Extracted data entries:
· · · · · · ·
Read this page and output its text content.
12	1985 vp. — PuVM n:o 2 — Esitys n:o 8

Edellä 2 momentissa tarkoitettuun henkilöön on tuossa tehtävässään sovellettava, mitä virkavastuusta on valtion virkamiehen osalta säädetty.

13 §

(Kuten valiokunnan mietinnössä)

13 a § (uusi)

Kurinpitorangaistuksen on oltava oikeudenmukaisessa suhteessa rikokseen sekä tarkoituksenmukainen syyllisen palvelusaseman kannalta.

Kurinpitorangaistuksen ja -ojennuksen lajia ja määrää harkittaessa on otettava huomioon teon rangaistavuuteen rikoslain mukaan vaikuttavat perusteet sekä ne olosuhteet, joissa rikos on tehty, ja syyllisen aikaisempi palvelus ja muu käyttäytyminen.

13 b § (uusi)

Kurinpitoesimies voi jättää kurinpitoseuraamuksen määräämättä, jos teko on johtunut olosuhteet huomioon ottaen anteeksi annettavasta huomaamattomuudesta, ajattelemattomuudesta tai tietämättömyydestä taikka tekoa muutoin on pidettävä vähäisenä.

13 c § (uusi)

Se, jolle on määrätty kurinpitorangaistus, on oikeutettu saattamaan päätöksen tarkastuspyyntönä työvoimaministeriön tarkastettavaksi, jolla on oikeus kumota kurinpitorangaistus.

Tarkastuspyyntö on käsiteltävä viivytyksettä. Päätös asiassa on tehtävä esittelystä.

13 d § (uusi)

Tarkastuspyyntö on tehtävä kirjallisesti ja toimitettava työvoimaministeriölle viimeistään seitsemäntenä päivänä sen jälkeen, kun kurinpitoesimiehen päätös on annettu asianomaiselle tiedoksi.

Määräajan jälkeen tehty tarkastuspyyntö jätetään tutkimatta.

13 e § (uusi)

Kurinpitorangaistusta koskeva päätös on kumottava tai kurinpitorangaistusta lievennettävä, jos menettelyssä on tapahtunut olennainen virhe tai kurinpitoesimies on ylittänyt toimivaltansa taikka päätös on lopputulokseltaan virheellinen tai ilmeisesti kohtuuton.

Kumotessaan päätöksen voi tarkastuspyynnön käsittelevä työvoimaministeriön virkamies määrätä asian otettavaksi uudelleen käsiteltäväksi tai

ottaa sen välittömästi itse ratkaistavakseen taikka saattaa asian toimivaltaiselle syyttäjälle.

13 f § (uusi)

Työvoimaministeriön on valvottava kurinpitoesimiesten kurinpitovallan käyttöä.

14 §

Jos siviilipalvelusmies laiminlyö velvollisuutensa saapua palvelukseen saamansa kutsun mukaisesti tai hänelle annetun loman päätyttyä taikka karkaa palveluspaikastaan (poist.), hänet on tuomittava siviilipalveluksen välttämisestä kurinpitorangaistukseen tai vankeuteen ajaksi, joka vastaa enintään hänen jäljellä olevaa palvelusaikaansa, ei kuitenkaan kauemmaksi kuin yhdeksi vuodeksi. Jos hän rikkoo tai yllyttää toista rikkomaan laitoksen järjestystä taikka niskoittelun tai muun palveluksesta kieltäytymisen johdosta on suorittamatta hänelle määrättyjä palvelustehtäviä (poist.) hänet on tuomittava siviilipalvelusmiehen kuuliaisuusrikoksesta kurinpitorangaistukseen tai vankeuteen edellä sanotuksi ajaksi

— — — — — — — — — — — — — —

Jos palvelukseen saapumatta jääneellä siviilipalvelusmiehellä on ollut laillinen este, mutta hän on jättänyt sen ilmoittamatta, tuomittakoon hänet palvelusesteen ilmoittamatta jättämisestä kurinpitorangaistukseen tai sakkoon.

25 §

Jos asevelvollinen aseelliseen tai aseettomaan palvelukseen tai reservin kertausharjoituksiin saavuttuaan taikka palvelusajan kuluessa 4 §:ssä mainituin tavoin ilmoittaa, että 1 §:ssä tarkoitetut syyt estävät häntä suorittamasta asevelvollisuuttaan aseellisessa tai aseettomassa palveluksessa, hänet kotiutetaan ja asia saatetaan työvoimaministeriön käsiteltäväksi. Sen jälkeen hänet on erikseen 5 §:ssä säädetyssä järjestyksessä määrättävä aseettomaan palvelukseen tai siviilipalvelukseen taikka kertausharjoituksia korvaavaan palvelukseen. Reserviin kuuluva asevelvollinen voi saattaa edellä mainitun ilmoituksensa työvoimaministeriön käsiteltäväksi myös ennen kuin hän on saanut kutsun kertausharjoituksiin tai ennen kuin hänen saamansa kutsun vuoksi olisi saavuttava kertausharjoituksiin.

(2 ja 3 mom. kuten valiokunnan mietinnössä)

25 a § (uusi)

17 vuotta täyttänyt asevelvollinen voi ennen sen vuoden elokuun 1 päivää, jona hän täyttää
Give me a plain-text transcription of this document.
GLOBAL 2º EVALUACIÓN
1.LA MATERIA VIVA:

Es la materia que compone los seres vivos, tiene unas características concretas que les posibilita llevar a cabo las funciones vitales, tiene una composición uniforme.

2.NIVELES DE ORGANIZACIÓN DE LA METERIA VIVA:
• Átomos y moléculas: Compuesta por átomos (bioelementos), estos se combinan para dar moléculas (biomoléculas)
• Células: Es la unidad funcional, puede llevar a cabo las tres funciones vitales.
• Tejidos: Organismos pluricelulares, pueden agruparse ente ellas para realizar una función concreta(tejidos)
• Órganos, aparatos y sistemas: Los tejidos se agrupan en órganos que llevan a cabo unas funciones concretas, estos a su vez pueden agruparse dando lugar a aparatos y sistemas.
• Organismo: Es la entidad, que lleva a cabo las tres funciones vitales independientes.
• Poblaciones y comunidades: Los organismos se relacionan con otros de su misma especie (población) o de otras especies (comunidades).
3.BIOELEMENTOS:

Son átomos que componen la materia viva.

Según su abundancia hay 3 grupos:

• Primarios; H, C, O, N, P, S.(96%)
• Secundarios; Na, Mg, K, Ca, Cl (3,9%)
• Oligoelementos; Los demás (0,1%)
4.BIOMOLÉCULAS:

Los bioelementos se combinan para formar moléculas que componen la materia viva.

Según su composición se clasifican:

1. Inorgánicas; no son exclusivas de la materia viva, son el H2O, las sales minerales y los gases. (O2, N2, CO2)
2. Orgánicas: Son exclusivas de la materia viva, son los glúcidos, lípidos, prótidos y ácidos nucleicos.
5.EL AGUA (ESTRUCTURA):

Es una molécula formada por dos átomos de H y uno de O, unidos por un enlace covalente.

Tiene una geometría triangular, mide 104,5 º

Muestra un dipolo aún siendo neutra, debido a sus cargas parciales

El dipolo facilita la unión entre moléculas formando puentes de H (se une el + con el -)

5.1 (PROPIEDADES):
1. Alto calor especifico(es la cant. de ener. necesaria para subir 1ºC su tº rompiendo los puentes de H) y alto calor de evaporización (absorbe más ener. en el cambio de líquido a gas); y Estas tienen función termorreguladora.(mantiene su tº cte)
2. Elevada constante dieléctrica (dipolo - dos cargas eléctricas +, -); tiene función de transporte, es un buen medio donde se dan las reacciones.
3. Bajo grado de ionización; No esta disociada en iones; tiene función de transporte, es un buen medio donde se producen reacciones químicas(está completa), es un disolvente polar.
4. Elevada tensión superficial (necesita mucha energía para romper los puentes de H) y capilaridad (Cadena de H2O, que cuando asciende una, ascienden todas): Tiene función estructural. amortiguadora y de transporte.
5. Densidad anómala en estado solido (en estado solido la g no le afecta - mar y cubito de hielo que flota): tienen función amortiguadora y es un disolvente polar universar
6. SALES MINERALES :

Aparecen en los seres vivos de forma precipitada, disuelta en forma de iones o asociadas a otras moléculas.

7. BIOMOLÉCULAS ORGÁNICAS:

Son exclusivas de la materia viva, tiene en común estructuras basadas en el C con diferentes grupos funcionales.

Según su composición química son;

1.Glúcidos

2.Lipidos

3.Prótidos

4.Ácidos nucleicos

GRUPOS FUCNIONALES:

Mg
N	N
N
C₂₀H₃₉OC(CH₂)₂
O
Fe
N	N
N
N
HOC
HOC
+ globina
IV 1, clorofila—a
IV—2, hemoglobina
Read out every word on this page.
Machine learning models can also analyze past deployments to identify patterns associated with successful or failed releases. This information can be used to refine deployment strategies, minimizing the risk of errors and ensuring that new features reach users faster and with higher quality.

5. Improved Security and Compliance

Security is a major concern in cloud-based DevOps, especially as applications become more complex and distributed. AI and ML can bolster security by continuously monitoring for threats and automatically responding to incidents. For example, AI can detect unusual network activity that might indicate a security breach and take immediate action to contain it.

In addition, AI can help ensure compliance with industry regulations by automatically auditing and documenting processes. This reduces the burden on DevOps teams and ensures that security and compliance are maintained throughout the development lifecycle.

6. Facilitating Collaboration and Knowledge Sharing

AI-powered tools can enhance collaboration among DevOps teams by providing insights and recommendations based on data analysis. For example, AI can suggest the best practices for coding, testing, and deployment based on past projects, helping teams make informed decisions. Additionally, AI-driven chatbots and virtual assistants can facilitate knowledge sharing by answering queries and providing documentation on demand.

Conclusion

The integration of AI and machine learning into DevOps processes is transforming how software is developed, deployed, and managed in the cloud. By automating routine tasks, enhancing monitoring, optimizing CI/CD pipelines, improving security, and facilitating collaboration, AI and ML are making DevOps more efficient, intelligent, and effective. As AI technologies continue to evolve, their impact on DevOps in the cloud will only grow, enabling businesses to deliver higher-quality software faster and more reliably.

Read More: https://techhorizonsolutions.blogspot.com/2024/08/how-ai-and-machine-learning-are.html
· · · · · · ·
* EXERCISE BRIEF *
Out of the records, collect only those lines that contain the string "with".

* THE RESULT *
Machine learning models can also analyze past deployments to identify patterns associated with successful or failed releases. This information can be used to refine deployment strategies, minimizing the risk of errors and ensuring that new features reach users faster and with higher quality.
In addition, AI can help ensure compliance with industry regulations by automatically auditing and documenting processes. This reduces the burden on DevOps teams and ensures that security and compliance are maintained throughout the development lifecycle.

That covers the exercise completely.